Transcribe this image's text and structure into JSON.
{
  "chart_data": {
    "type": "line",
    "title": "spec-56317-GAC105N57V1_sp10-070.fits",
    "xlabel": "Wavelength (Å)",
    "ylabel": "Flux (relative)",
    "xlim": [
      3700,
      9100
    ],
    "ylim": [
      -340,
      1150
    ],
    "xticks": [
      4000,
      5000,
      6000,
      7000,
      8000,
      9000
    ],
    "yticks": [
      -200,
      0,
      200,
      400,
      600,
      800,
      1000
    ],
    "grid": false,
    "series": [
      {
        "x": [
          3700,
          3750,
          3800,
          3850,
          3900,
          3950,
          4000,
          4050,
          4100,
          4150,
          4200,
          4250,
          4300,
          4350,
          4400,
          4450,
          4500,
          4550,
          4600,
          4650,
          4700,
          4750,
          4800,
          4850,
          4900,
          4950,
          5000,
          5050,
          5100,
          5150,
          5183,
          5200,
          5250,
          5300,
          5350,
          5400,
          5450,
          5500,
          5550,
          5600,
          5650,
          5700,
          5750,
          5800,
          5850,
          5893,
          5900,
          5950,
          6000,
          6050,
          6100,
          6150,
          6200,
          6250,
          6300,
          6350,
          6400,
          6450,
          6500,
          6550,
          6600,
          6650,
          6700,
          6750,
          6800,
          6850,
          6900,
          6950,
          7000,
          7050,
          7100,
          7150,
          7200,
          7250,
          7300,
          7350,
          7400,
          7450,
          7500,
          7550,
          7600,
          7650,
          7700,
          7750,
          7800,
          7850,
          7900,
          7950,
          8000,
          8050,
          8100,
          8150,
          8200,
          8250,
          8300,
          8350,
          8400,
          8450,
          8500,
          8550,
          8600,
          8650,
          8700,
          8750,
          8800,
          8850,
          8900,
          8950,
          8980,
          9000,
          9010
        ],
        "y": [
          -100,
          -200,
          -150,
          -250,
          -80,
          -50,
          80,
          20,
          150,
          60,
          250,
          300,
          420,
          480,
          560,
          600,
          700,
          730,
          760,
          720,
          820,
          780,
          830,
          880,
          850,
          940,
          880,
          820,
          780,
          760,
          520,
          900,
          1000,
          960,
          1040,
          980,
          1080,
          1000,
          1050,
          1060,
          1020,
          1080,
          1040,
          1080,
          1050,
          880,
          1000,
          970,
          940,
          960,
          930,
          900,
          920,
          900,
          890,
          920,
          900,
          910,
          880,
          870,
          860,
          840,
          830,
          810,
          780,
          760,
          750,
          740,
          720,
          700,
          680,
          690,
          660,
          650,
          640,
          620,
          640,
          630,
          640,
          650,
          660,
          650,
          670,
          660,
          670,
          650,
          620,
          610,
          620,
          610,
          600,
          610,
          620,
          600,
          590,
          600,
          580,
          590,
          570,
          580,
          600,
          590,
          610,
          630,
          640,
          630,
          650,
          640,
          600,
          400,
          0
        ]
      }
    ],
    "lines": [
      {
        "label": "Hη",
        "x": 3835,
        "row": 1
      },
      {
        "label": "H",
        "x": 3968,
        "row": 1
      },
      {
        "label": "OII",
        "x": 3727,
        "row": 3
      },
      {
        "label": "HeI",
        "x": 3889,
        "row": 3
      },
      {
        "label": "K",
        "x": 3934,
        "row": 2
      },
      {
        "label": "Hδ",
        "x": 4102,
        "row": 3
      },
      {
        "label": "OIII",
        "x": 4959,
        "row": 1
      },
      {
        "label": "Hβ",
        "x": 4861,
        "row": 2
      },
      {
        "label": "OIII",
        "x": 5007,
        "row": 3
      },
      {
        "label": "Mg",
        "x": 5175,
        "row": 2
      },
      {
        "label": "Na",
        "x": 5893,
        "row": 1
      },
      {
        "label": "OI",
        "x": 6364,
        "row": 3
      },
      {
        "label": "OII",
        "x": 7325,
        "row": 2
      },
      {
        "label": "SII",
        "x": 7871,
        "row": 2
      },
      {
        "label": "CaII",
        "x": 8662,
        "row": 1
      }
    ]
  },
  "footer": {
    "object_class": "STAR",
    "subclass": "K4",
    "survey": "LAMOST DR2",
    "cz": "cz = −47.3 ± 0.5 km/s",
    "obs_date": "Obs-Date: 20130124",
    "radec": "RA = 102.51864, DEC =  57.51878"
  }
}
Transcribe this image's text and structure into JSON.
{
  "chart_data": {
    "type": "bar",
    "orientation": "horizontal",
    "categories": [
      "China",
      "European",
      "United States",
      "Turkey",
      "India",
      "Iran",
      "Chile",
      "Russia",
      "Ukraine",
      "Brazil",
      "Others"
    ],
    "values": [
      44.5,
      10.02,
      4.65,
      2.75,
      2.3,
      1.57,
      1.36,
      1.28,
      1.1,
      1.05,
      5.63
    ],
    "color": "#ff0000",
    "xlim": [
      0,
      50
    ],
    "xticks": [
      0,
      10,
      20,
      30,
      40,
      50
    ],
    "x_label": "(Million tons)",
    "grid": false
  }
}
# # # # #
Set task:
Write out the data again, exactly and in full.

The reply:
Transcribe this image's text and structure into JSON.
{
  "chart_data": {
    "type": "line",
    "title": "spec-56317-GAC105N57V1_sp10-070.fits",
    "xlabel": "Wavelength (Å)",
    "ylabel": "Flux (relative)",
    "xlim": [
      3700,
      9100
    ],
    "ylim": [
      -340,
      1150
    ],
    "xticks": [
      4000,
      5000,
      6000,
      7000,
      8000,
      9000
    ],
    "yticks": [
      -200,
      0,
      200,
      400,
      600,
      800,
      1000
    ],
    "grid": false,
    "series": [
      {
        "x": [
          3700,
          3750,
          3800,
          3850,
          3900,
          3950,
          4000,
          4050,
          4100,
          4150,
          4200,
          4250,
          4300,
          4350,
          4400,
          4450,
          4500,
          4550,
          4600,
          4650,
          4700,
          4750,
          4800,
          4850,
          4900,
          4950,
          5000,
          5050,
          5100,
          5150,
          5183,
          5200,
          5250,
          5300,
          5350,
          5400,
          5450,
          5500,
          5550,
          5600,
          5650,
          5700,
          5750,
          5800,
          5850,
          5893,
          5900,
          5950,
          6000,
          6050,
          6100,
          6150,
          6200,
          6250,
          6300,
          6350,
          6400,
          6450,
          6500,
          6550,
          6600,
          6650,
          6700,
          6750,
          6800,
          6850,
          6900,
          6950,
          7000,
          7050,
          7100,
          7150,
          7200,
          7250,
          7300,
          7350,
          7400,
          7450,
          7500,
          7550,
          7600,
          7650,
          7700,
          7750,
          7800,
          7850,
          7900,
          7950,
          8000,
          8050,
          8100,
          8150,
          8200,
          8250,
          8300,
          8350,
          8400,
          8450,
          8500,
          8550,
          8600,
          8650,
          8700,
          8750,
          8800,
          8850,
          8900,
          8950,
          8980,
          9000,
          9010
        ],
        "y": [
          -100,
          -200,
          -150,
          -250,
          -80,
          -50,
          80,
          20,
          150,
          60,
          250,
          300,
          420,
          480,
          560,
          600,
          700,
          730,
          760,
          720,
          820,
          780,
          830,
          880,
          850,
          940,
          880,
          820,
          780,
          760,
          520,
          900,
          1000,
          960,
          1040,
          980,
          1080,
          1000,
          1050,
          1060,
          1020,
          1080,
          1040,
          1080,
          1050,
          880,
          1000,
          970,
          940,
          960,
          930,
          900,
          920,
          900,
          890,
          920,
          900,
          910,
          880,
          870,
          860,
          840,
          830,
          810,
          780,
          760,
          750,
          740,
          720,
          700,
          680,
          690,
          660,
          650,
          640,
          620,
          640,
          630,
          640,
          650,
          660,
          650,
          670,
          660,
          670,
          650,
          620,
          610,
          620,
          610,
          600,
          610,
          620,
          600,
          590,
          600,
          580,
          590,
          570,
          580,
          600,
          590,
          610,
          630,
          640,
          630,
          650,
          640,
          600,
          400,
          0
        ]
      }
    ],
    "lines": [
      {
        "label": "Hη",
        "x": 3835,
        "row": 1
      },
      {
        "label": "H",
        "x": 3968,
        "row": 1
      },
      {
        "label": "OII",
        "x": 3727,
        "row": 3
      },
      {
        "label": "HeI",
        "x": 3889,
        "row": 3
      },
      {
        "label": "K",
        "x": 3934,
        "row": 2
      },
      {
        "label": "Hδ",
        "x": 4102,
        "row": 3
      },
      {
        "label": "OIII",
        "x": 4959,
        "row": 1
      },
      {
        "label": "Hβ",
        "x": 4861,
        "row": 2
      },
      {
        "label": "OIII",
        "x": 5007,
        "row": 3
      },
      {
        "label": "Mg",
        "x": 5175,
        "row": 2
      },
      {
        "label": "Na",
        "x": 5893,
        "row": 1
      },
      {
        "label": "OI",
        "x": 6364,
        "row": 3
      },
      {
        "label": "OII",
        "x": 7325,
        "row": 2
      },
      {
        "label": "SII",
        "x": 7871,
        "row": 2
      },
      {
        "label": "CaII",
        "x": 8662,
        "row": 1
      }
    ]
  },
  "footer": {
    "object_class": "STAR",
    "subclass": "K4",
    "survey": "LAMOST DR2",
    "cz": "cz = −47.3 ± 0.5 km/s",
    "obs_date": "Obs-Date: 20130124",
    "radec": "RA = 102.51864, DEC =  57.51878"
  }
}
Transcribe this image's text and structure into JSON.
{
  "chart_data": {
    "type": "bar",
    "orientation": "horizontal",
    "categories": [
      "China",
      "European",
      "United States",
      "Turkey",
      "India",
      "Iran",
      "Chile",
      "Russia",
      "Ukraine",
      "Brazil",
      "Others"
    ],
    "values": [
      44.5,
      10.02,
      4.65,
      2.75,
      2.3,
      1.57,
      1.36,
      1.28,
      1.1,
      1.05,
      5.63
    ],
    "color": "#ff0000",
    "xlim": [
      0,
      50
    ],
    "xticks": [
      0,
      10,
      20,
      30,
      40,
      50
    ],
    "x_label": "(Million tons)",
    "grid": false
  }
}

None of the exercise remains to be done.